Output exactly the lines between the line that contains "Extract the structured" and the last line of the material, counting both.

Input data:

::::::::::

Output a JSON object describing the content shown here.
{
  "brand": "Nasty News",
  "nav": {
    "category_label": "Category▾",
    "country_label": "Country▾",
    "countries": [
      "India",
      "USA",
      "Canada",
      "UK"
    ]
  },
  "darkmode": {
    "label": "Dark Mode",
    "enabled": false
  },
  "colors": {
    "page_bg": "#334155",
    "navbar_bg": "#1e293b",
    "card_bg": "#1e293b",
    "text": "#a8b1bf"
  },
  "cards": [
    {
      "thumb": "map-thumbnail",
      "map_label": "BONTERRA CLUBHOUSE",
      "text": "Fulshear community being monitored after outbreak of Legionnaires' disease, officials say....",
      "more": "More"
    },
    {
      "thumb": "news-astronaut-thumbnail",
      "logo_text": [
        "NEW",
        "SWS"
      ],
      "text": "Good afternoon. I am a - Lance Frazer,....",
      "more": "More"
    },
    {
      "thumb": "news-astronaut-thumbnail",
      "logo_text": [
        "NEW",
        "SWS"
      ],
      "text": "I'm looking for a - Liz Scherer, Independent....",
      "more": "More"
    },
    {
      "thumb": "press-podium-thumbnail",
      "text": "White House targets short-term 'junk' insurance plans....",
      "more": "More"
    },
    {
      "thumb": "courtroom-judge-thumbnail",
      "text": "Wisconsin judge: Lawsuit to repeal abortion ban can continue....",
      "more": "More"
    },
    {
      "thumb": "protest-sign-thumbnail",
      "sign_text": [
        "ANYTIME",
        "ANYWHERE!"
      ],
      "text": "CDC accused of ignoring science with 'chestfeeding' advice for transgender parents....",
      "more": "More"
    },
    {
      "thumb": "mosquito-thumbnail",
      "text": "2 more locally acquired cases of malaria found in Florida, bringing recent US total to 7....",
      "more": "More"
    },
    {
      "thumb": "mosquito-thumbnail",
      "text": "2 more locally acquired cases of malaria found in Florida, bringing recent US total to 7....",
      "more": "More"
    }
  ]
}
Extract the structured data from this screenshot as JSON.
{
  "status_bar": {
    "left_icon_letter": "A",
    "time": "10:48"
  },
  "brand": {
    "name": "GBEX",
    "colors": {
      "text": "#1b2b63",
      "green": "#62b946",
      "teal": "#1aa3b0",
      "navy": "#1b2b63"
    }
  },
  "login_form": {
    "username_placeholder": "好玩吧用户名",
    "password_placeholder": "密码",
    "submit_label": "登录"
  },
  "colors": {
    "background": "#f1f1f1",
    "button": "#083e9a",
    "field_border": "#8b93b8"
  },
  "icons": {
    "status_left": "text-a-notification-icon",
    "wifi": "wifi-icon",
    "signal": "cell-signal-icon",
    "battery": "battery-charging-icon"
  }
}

::::::::::

Final result:
Extract the structured data from this screenshot as JSON.
{
  "status_bar": {
    "left_icon_letter": "A",
    "time": "10:48"
  },
  "brand": {
    "name": "GBEX",
    "colors": {
      "text": "#1b2b63",
      "green": "#62b946",
      "teal": "#1aa3b0",
      "navy": "#1b2b63"
    }
  },
  "login_form": {
    "username_placeholder": "好玩吧用户名",
    "password_placeholder": "密码",
    "submit_label": "登录"
  },
  "colors": {
    "background": "#f1f1f1",
    "button": "#083e9a",
    "field_border": "#8b93b8"
  },
  "icons": {
    "status_left": "text-a-notification-icon",
    "wifi": "wifi-icon",
    "signal": "cell-signal-icon",
    "battery": "battery-charging-icon"
  }
}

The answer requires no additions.